● **Problem to solve**
Copy out each line below that has the word "Disc" in it.
[Begin]
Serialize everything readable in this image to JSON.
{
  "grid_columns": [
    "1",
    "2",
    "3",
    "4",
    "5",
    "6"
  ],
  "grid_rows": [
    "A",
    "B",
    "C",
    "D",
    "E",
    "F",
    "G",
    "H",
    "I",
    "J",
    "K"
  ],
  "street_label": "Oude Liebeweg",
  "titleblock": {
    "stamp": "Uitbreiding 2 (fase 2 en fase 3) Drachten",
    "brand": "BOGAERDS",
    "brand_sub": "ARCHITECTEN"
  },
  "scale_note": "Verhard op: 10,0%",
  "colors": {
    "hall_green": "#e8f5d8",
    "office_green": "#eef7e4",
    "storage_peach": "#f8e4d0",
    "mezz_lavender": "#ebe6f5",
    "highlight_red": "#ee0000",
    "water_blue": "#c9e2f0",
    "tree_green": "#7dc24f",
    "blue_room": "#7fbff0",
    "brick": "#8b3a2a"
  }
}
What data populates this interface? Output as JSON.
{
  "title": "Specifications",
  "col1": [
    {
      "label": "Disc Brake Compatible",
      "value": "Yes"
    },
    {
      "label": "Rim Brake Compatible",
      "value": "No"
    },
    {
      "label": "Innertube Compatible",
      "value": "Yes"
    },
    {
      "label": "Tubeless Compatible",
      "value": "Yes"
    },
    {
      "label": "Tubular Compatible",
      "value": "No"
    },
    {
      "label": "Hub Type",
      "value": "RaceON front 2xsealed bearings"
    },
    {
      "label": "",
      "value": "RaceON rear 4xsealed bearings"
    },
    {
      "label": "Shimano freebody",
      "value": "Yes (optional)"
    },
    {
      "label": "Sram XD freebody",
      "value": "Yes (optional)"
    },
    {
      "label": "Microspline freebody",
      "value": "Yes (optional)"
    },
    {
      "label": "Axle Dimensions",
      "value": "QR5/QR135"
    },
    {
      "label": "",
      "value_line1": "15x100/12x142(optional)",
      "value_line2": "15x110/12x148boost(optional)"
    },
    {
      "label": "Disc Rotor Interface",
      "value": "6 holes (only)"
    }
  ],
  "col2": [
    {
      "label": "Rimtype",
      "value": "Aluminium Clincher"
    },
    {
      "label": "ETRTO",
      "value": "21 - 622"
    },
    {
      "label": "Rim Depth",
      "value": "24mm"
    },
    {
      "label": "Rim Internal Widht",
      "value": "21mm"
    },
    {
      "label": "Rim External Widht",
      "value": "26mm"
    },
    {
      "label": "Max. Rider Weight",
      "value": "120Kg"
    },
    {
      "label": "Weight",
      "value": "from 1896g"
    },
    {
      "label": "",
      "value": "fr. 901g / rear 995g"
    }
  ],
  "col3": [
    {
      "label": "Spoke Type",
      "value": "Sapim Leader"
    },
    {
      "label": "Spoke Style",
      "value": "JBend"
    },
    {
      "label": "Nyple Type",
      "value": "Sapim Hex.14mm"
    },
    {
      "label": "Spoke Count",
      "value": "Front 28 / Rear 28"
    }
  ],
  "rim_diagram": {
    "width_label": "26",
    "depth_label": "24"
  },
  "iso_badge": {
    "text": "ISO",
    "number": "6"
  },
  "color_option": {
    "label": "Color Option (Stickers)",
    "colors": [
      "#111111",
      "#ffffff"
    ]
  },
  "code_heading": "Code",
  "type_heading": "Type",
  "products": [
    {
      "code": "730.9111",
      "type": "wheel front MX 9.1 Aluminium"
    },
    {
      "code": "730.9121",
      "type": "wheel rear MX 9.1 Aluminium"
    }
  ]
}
[End]
● **The completed task**
      "label": "Disc Brake Compatible",
      "label": "Disc Rotor Interface",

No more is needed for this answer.